Layout coordinate data:
-.-.-

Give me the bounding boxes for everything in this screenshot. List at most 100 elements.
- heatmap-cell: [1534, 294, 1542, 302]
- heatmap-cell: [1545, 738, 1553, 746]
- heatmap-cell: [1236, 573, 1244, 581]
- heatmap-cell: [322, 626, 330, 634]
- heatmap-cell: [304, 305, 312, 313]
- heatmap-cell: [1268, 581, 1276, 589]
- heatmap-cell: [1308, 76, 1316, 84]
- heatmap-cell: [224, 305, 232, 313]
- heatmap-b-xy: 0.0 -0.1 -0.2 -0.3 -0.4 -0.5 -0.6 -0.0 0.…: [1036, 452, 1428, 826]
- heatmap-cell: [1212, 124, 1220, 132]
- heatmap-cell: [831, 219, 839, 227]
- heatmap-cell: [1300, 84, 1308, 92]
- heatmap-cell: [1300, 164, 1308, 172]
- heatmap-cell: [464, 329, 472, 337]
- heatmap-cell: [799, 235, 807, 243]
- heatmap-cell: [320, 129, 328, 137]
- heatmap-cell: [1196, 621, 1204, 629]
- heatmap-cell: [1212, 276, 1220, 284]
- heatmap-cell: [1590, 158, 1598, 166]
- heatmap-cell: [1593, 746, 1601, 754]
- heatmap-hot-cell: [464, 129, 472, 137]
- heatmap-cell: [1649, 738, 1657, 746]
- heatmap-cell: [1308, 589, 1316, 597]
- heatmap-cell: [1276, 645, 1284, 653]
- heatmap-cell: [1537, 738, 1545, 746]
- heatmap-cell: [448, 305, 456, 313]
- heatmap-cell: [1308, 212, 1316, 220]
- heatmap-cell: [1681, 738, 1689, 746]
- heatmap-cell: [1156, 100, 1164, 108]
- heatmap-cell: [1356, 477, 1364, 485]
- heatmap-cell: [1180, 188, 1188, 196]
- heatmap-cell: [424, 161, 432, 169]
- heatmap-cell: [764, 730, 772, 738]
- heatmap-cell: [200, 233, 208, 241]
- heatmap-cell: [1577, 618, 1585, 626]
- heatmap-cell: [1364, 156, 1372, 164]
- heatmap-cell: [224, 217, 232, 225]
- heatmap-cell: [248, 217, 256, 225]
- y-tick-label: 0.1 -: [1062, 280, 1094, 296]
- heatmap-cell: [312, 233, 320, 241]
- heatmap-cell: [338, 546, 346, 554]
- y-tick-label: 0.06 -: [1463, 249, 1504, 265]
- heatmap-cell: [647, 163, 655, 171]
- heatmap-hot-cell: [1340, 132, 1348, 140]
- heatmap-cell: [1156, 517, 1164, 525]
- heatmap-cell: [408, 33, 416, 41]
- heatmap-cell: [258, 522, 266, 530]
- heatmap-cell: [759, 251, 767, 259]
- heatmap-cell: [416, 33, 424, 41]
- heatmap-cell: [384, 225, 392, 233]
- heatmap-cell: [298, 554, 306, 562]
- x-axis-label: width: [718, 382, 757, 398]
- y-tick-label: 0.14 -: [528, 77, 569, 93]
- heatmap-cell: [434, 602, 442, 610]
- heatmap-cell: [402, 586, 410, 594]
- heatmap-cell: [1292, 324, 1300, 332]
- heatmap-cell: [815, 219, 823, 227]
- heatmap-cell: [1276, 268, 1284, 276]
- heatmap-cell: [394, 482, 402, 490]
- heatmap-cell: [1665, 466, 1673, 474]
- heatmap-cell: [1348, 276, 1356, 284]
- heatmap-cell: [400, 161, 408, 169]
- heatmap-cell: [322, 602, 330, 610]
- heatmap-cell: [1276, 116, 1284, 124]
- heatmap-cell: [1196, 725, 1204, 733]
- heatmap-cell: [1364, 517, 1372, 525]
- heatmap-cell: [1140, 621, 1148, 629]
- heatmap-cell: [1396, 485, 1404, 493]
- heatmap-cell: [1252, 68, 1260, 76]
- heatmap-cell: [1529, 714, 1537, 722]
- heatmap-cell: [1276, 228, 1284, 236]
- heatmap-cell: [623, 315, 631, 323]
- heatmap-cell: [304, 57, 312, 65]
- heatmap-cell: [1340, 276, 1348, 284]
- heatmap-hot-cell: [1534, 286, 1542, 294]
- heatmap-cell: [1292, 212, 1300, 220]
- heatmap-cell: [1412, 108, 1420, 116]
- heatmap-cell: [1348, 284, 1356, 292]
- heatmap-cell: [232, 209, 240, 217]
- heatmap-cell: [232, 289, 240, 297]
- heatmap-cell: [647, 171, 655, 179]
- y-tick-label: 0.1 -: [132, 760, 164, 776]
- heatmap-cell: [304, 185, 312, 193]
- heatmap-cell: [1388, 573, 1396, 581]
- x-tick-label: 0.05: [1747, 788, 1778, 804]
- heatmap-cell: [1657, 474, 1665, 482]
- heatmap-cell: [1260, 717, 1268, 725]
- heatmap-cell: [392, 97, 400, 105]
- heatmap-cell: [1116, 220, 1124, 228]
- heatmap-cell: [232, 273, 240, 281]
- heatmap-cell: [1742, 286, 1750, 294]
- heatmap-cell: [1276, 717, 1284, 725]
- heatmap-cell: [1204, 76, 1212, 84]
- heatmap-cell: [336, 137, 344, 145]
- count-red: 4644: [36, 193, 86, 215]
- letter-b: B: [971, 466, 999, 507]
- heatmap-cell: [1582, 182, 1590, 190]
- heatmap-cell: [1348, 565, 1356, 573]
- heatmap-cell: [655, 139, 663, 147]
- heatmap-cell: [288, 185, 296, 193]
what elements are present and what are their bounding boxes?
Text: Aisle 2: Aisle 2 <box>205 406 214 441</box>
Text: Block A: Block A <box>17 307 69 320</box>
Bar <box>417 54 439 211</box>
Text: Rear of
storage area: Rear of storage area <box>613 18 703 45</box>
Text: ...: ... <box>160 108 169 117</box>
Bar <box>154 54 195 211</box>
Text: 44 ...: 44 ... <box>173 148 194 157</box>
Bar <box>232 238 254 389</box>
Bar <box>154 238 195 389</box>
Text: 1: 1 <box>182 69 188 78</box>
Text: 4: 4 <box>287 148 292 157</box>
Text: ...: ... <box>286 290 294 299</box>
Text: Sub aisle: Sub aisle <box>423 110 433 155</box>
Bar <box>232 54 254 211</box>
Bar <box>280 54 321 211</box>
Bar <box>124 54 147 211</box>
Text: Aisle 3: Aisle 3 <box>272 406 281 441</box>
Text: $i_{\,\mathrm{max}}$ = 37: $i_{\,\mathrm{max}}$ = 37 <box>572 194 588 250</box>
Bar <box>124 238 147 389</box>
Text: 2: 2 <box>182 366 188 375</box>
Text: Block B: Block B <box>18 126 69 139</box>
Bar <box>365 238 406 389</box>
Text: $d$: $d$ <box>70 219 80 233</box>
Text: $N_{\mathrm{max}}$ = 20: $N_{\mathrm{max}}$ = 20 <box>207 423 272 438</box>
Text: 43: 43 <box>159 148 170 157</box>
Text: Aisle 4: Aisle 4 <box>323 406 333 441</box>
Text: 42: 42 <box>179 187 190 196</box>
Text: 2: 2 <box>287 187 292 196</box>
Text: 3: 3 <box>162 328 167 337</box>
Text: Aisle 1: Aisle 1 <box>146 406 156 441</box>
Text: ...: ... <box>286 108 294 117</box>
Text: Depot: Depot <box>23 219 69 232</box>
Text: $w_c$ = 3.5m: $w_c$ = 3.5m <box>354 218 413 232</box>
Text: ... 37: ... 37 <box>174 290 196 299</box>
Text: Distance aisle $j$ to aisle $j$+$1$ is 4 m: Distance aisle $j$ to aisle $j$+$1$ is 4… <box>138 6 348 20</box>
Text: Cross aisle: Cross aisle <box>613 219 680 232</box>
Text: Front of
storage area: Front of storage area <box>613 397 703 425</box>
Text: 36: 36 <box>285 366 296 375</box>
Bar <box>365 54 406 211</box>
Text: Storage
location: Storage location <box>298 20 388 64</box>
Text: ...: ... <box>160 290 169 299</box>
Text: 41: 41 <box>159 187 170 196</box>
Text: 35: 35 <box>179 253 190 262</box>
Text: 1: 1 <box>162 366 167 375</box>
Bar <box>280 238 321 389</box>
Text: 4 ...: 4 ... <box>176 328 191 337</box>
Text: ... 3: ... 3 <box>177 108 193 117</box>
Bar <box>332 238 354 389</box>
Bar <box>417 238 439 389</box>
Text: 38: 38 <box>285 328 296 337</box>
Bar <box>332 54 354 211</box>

-.-.-

* _Exercise goal_
Return each line of the material that contains the string "label".

* _Solved exercise_
- y-tick-label: 0.1 -: [1062, 280, 1094, 296]
- y-tick-label: 0.06 -: [1463, 249, 1504, 265]
- x-axis-label: width: [718, 382, 757, 398]
- y-tick-label: 0.14 -: [528, 77, 569, 93]
- y-tick-label: 0.1 -: [132, 760, 164, 776]
- x-tick-label: 0.05: [1747, 788, 1778, 804]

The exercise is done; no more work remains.